Start Material for this exercise

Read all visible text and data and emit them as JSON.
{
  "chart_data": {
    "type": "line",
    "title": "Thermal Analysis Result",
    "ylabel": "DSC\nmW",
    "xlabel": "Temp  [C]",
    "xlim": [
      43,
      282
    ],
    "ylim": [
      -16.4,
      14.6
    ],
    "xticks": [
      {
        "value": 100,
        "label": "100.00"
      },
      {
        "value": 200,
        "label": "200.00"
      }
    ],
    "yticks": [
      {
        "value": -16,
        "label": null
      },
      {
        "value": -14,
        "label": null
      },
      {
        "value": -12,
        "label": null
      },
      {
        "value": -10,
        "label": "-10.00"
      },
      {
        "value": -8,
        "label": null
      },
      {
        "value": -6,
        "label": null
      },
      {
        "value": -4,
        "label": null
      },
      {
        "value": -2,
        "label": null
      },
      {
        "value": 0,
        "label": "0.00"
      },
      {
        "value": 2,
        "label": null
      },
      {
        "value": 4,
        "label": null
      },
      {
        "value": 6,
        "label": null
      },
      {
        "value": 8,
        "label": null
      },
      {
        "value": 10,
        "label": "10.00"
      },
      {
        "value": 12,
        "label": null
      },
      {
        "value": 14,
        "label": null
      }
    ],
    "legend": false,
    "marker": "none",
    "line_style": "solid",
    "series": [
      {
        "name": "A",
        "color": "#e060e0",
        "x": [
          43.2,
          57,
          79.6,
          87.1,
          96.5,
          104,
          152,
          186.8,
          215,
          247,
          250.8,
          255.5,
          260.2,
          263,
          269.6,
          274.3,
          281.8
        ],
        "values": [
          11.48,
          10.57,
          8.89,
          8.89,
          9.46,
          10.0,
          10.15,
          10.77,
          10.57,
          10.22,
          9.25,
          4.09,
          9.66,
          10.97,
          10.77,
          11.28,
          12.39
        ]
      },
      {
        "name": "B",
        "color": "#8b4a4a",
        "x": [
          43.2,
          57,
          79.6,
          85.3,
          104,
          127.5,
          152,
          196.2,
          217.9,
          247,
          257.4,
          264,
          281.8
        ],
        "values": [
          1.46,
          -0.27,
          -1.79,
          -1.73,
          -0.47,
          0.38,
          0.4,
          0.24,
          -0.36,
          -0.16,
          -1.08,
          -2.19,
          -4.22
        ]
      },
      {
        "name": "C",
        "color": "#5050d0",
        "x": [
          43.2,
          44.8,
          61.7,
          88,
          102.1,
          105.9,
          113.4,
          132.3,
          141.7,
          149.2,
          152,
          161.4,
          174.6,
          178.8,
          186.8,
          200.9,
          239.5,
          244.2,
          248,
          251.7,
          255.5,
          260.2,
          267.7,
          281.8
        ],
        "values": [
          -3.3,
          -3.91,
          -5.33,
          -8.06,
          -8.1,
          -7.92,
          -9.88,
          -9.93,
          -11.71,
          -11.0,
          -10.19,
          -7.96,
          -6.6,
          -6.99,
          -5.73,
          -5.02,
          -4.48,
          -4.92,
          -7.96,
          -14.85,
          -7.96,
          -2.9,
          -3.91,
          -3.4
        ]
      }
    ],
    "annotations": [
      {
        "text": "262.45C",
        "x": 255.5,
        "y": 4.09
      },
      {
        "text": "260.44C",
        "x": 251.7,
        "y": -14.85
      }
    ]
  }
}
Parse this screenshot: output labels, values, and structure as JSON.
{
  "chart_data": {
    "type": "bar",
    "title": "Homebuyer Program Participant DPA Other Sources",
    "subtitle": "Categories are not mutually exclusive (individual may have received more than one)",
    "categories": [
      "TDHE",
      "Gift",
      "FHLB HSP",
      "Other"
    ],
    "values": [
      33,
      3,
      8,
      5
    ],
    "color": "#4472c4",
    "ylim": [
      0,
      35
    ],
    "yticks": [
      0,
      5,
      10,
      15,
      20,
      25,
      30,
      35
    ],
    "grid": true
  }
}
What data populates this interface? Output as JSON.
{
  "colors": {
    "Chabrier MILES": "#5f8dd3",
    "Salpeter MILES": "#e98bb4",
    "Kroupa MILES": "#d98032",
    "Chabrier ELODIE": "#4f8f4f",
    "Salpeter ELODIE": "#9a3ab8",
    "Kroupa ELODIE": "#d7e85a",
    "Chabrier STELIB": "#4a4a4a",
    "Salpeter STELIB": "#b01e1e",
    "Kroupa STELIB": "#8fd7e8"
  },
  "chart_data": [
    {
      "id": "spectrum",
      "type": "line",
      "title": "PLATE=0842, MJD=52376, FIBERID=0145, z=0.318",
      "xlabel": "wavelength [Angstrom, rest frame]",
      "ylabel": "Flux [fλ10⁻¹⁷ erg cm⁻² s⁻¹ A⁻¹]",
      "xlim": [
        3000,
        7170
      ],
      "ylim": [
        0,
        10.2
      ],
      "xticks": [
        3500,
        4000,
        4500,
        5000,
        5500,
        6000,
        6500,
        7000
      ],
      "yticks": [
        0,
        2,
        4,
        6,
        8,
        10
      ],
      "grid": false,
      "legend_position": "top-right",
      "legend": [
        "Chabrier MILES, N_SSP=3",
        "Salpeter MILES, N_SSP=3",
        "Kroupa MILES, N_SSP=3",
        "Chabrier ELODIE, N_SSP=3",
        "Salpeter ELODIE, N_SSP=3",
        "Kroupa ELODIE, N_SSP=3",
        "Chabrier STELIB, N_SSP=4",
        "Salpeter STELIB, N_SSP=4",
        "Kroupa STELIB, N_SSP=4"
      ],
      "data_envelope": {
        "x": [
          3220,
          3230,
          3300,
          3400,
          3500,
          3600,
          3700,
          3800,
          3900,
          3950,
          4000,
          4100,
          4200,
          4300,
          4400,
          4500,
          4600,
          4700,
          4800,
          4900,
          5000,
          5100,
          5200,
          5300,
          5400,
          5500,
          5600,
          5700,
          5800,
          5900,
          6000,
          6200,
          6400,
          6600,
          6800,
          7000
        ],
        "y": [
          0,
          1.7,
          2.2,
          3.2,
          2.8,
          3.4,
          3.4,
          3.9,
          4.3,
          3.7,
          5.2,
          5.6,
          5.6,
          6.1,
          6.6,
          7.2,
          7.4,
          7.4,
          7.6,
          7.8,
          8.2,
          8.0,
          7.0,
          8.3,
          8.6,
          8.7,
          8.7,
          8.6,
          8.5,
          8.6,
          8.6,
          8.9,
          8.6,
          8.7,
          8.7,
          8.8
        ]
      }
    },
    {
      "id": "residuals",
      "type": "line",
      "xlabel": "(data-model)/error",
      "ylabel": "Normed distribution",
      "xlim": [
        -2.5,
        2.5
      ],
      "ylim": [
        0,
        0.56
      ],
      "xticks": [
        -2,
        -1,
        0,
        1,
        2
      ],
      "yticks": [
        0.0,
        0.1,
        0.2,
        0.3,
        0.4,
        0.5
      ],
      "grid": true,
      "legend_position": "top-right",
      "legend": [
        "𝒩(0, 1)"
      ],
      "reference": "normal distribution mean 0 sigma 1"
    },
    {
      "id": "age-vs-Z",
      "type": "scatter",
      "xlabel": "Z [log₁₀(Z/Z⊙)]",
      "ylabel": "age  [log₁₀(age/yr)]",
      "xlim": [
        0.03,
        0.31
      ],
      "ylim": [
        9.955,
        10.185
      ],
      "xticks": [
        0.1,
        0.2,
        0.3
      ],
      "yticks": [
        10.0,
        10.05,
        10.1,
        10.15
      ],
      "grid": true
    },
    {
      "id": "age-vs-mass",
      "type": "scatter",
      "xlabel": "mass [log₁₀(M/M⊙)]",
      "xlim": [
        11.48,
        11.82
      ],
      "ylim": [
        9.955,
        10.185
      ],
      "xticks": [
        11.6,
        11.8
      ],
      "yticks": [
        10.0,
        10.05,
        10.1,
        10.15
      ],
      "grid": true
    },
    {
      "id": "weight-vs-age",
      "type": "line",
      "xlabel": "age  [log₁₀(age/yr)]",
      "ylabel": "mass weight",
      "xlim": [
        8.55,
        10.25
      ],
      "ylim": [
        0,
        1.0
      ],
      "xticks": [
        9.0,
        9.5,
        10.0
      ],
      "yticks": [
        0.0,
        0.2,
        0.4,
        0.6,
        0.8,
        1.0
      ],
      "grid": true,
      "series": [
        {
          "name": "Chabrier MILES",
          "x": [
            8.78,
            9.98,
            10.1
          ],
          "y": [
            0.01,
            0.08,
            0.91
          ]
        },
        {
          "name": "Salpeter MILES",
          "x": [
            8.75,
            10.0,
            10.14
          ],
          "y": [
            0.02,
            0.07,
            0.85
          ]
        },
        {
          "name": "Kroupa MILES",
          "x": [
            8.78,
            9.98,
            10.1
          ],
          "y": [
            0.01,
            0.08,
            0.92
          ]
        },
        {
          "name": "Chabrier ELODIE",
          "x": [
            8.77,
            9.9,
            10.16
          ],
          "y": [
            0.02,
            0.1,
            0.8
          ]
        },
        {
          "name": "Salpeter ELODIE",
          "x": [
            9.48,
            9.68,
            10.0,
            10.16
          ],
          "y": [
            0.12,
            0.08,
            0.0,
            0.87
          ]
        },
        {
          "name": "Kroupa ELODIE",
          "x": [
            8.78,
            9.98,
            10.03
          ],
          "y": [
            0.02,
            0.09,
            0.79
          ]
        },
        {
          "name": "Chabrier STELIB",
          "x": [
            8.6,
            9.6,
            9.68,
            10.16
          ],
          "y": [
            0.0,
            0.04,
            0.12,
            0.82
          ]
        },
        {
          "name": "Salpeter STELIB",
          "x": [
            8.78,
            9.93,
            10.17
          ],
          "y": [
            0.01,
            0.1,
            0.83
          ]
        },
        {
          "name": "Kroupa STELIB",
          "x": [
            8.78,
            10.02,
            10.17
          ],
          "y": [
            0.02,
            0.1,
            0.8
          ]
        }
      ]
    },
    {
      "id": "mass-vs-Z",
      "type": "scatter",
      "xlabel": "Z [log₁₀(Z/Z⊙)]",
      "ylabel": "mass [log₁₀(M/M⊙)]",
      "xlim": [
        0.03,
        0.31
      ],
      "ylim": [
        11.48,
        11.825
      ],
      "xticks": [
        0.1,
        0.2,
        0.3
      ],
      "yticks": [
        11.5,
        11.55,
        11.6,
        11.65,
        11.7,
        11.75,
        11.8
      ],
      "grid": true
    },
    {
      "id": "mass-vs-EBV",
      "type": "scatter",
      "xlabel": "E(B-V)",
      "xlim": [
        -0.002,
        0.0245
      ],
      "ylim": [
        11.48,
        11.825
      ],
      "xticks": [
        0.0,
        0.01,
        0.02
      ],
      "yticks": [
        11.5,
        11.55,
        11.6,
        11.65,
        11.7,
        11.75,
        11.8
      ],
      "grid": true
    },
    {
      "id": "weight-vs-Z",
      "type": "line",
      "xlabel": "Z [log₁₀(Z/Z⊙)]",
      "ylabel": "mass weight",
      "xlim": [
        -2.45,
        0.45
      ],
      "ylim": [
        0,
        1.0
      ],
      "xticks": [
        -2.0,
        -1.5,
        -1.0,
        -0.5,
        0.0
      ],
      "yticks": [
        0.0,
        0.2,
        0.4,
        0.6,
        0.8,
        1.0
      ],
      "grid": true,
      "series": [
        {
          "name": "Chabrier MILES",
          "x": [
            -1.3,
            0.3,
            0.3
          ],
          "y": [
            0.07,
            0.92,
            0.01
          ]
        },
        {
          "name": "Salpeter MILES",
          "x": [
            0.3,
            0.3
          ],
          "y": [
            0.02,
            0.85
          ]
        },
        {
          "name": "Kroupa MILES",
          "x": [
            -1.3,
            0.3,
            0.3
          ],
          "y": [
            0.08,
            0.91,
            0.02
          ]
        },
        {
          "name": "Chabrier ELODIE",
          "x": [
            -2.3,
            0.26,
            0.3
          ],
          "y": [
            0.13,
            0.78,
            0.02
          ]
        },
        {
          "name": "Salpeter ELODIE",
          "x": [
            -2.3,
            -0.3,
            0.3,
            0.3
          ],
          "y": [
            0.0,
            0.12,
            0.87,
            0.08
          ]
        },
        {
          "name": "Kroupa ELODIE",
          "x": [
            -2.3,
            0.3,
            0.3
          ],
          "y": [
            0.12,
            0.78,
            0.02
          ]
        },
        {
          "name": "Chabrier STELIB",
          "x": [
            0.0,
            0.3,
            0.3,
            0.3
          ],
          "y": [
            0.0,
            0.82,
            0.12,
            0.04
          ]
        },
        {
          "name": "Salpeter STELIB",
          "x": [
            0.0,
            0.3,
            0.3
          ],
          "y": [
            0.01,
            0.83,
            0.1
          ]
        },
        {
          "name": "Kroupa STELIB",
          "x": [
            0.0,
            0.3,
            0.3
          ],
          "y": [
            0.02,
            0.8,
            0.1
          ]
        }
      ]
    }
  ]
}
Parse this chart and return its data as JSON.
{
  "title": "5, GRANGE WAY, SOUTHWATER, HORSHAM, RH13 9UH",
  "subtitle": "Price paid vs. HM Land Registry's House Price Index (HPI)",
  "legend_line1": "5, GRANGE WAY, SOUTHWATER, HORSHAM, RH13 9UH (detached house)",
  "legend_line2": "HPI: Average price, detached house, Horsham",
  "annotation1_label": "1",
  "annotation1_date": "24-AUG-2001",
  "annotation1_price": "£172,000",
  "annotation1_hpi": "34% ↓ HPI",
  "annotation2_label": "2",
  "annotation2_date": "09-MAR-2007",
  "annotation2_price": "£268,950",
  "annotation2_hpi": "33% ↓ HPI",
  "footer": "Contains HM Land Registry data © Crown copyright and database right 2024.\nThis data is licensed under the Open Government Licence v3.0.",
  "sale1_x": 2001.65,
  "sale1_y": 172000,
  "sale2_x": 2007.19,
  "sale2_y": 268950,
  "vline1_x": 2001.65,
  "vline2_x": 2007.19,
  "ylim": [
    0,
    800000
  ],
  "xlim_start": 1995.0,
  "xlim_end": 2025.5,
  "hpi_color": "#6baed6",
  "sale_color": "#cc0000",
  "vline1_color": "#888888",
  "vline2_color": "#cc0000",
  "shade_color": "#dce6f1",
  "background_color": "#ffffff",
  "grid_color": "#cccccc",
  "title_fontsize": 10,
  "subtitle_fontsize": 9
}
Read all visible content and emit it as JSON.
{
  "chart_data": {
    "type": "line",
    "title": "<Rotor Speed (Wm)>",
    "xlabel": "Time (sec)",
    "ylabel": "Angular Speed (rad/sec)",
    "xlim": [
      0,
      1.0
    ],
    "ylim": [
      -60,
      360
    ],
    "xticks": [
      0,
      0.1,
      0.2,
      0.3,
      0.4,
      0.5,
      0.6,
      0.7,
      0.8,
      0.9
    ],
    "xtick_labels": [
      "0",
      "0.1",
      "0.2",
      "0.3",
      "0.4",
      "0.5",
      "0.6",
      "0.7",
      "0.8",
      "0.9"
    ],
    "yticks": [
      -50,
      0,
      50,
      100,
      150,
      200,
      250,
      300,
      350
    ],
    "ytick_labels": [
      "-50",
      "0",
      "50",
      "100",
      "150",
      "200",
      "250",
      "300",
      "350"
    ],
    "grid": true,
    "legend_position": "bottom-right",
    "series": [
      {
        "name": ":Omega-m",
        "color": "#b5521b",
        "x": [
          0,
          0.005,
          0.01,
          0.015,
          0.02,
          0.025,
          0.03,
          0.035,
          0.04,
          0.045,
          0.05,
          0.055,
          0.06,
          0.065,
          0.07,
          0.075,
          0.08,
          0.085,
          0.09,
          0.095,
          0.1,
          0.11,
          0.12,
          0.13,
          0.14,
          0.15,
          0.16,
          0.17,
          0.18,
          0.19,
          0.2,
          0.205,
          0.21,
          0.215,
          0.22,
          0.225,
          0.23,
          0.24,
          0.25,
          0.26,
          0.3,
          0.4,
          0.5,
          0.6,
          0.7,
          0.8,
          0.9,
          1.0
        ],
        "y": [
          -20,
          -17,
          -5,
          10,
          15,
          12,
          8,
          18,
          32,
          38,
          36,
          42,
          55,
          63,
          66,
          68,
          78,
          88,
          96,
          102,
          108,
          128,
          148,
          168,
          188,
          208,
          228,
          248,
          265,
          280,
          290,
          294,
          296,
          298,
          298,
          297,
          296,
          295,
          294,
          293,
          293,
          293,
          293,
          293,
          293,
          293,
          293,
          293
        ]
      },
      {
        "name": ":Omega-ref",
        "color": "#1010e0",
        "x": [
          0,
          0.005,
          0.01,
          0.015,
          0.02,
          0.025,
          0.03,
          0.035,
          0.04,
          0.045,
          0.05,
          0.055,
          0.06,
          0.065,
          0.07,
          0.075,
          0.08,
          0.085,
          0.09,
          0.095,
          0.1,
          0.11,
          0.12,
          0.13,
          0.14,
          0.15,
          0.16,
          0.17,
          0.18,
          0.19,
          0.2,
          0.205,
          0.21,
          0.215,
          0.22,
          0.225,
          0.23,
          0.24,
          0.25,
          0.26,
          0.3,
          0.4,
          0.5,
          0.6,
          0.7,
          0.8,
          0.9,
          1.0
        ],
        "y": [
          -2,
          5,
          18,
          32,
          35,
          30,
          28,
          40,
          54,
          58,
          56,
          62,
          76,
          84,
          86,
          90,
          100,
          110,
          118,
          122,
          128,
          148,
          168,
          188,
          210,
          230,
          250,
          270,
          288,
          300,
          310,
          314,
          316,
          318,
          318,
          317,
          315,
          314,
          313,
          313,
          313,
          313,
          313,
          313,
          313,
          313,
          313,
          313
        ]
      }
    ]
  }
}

End Material for this exercise

▶ [Aim]: In the records above, find each line holding "detached" and copy it.

▶ [Completed task]:
  "legend_line1": "5, GRANGE WAY, SOUTHWATER, HORSHAM, RH13 9UH (detached house)",
  "legend_line2": "HPI: Average price, detached house, Horsham",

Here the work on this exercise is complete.